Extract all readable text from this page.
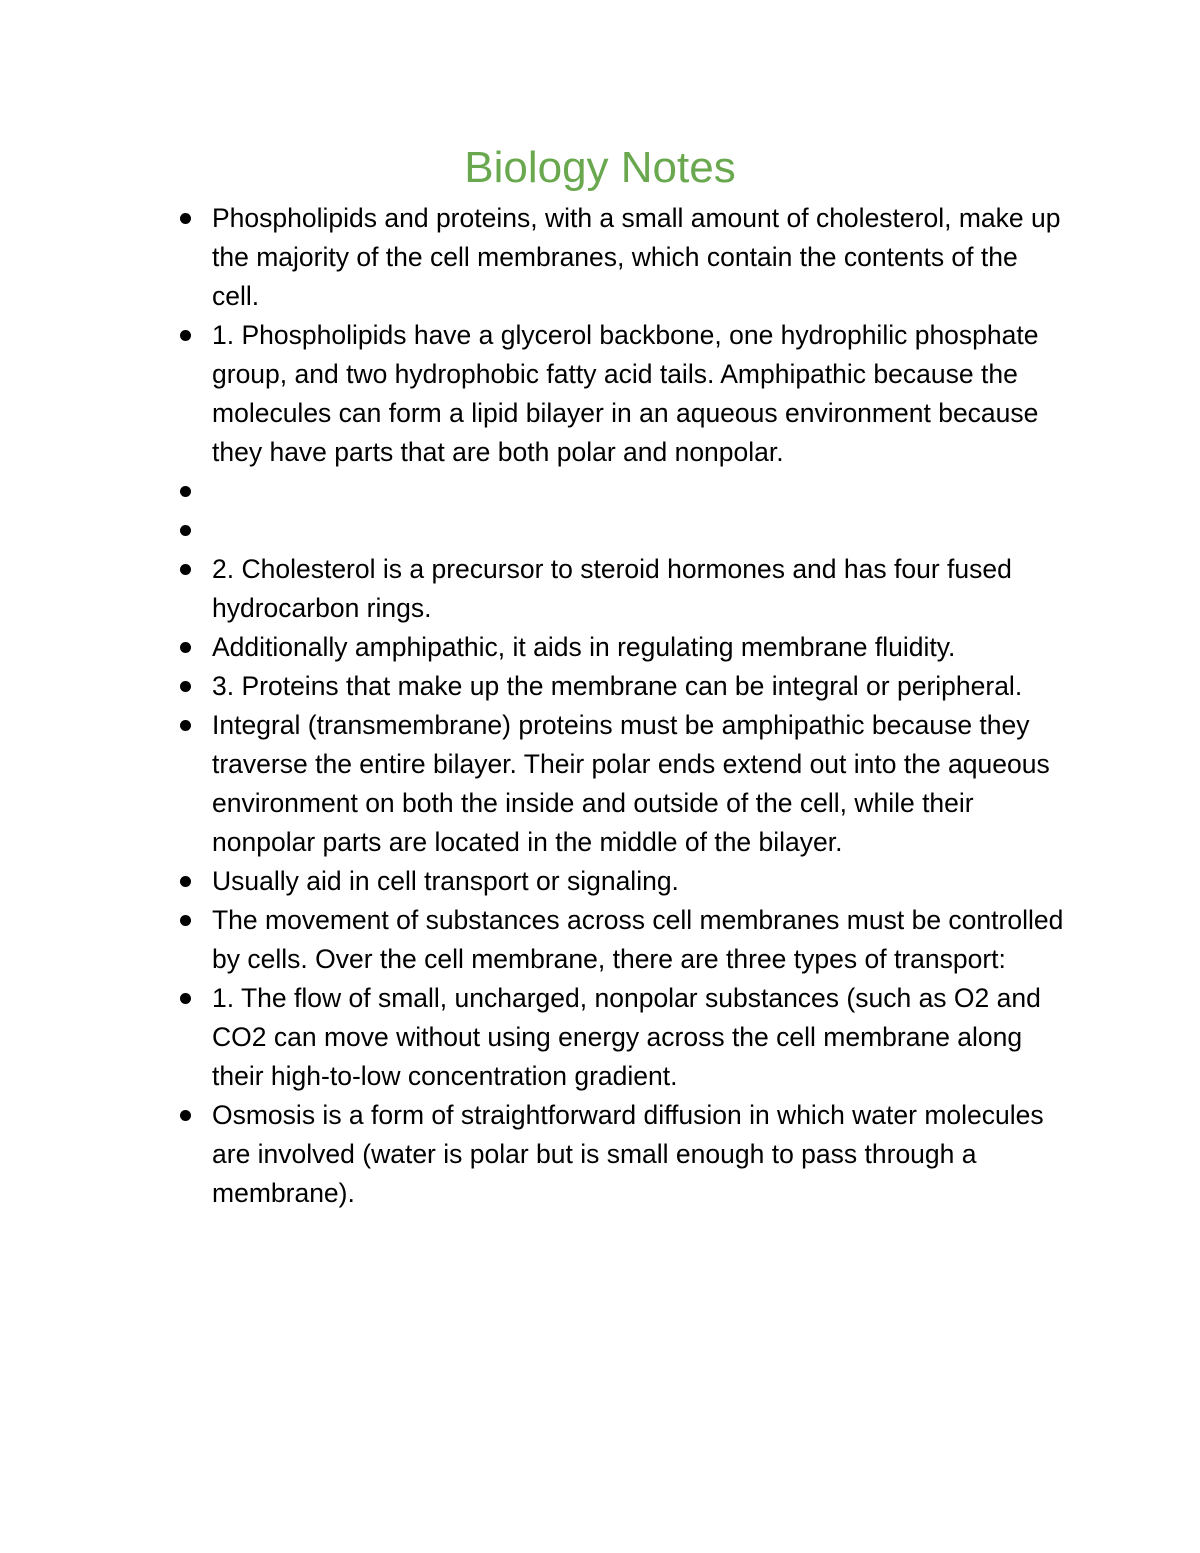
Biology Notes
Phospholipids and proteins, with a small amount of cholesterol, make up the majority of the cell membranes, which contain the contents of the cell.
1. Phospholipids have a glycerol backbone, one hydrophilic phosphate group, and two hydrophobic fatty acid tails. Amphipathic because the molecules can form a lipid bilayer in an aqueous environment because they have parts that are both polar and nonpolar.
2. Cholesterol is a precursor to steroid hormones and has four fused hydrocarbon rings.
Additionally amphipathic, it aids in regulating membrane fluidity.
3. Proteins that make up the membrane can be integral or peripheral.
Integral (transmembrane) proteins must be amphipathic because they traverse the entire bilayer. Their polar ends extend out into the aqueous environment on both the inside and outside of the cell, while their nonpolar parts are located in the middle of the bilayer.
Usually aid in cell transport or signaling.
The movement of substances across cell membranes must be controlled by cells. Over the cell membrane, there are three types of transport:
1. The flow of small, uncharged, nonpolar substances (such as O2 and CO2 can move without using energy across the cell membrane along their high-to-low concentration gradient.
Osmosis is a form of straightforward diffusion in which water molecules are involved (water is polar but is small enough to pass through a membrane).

* * * *

● **TASK TO CARRY OUT**:
Print every line of the material exactly as written, but drop the pictures.

● **TASK RESULT**:
Extract all readable text from this page.
Biology Notes
Phospholipids and proteins, with a small amount of cholesterol, make up the majority of the cell membranes, which contain the contents of the cell.
1. Phospholipids have a glycerol backbone, one hydrophilic phosphate group, and two hydrophobic fatty acid tails. Amphipathic because the molecules can form a lipid bilayer in an aqueous environment because they have parts that are both polar and nonpolar.
2. Cholesterol is a precursor to steroid hormones and has four fused hydrocarbon rings.
Additionally amphipathic, it aids in regulating membrane fluidity.
3. Proteins that make up the membrane can be integral or peripheral.
Integral (transmembrane) proteins must be amphipathic because they traverse the entire bilayer. Their polar ends extend out into the aqueous environment on both the inside and outside of the cell, while their nonpolar parts are located in the middle of the bilayer.
Usually aid in cell transport or signaling.
The movement of substances across cell membranes must be controlled by cells. Over the cell membrane, there are three types of transport:
1. The flow of small, uncharged, nonpolar substances (such as O2 and CO2 can move without using energy across the cell membrane along their high-to-low concentration gradient.
Osmosis is a form of straightforward diffusion in which water molecules are involved (water is polar but is small enough to pass through a membrane).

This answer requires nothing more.